** START DATA ENTRIES **

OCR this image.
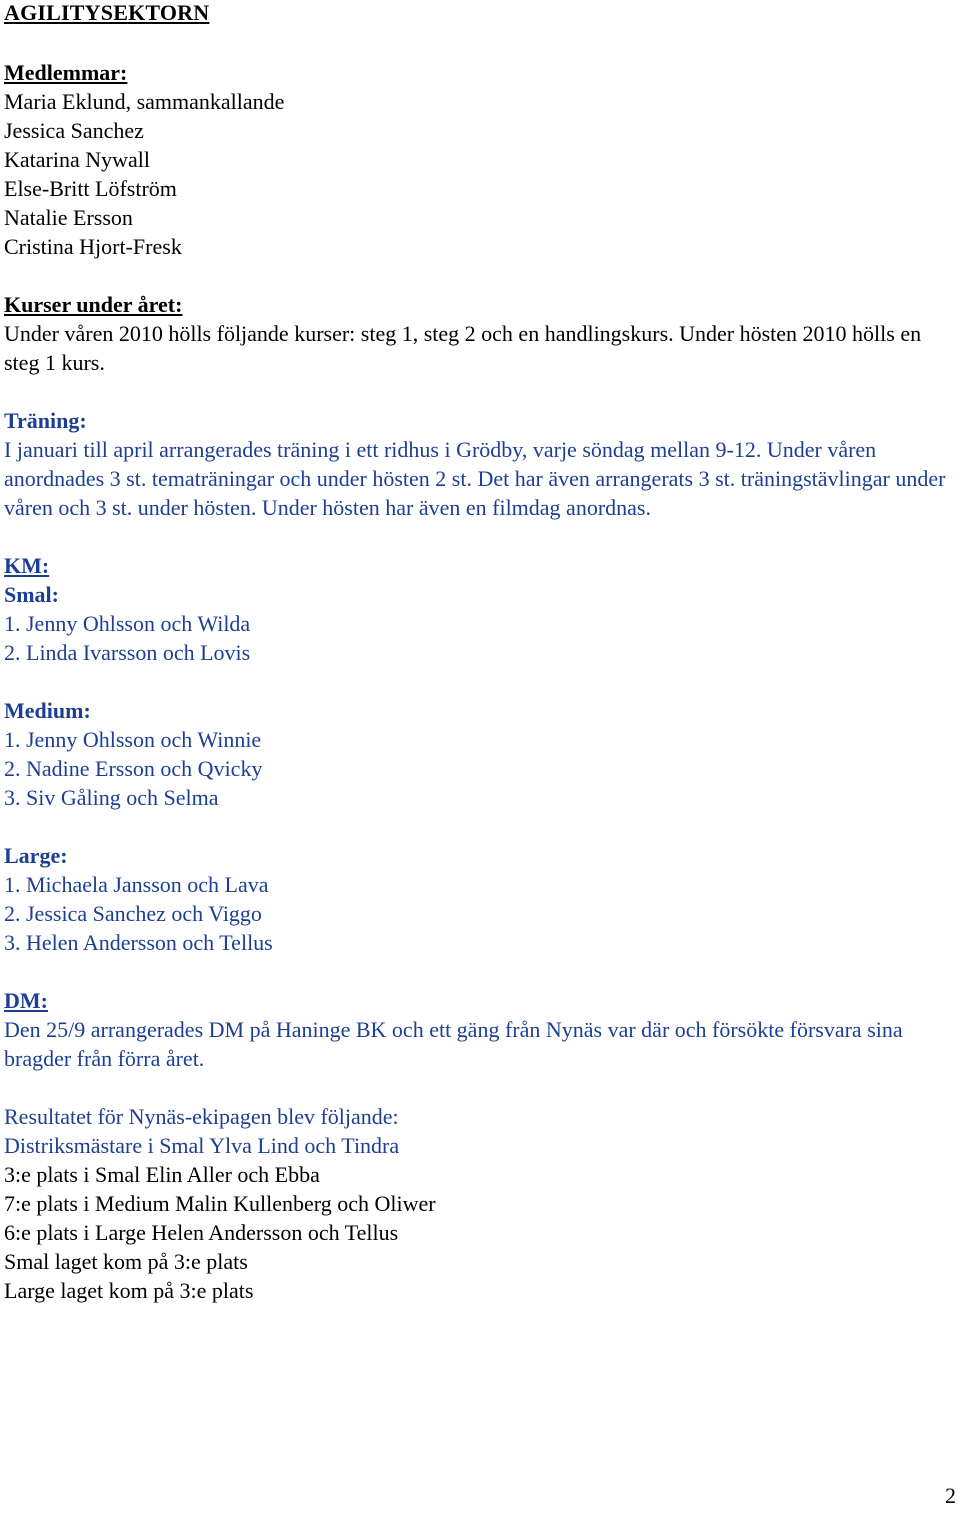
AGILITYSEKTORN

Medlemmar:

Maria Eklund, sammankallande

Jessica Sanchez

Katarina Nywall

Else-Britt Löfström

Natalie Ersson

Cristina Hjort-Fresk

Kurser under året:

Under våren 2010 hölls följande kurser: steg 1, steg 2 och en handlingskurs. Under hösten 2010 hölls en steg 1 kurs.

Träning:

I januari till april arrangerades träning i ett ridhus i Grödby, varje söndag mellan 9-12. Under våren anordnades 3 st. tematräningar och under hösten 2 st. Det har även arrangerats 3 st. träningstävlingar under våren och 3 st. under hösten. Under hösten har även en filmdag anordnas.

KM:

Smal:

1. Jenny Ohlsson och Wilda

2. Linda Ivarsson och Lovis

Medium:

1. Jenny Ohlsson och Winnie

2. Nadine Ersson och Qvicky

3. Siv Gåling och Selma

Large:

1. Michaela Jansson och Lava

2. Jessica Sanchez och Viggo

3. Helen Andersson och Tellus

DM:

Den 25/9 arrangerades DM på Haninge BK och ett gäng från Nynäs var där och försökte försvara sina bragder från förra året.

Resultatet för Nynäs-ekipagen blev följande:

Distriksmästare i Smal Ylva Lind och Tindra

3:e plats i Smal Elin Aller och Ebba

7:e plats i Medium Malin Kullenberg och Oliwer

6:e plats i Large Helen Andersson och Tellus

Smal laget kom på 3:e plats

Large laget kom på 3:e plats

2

** END DATA ENTRIES **

_WHAT IS ASKED_.
Copy every line above that holds the word "Medium".

_WRITTEN RESPONSE_.
Medium:
7:e plats i Medium Malin Kullenberg och Oliwer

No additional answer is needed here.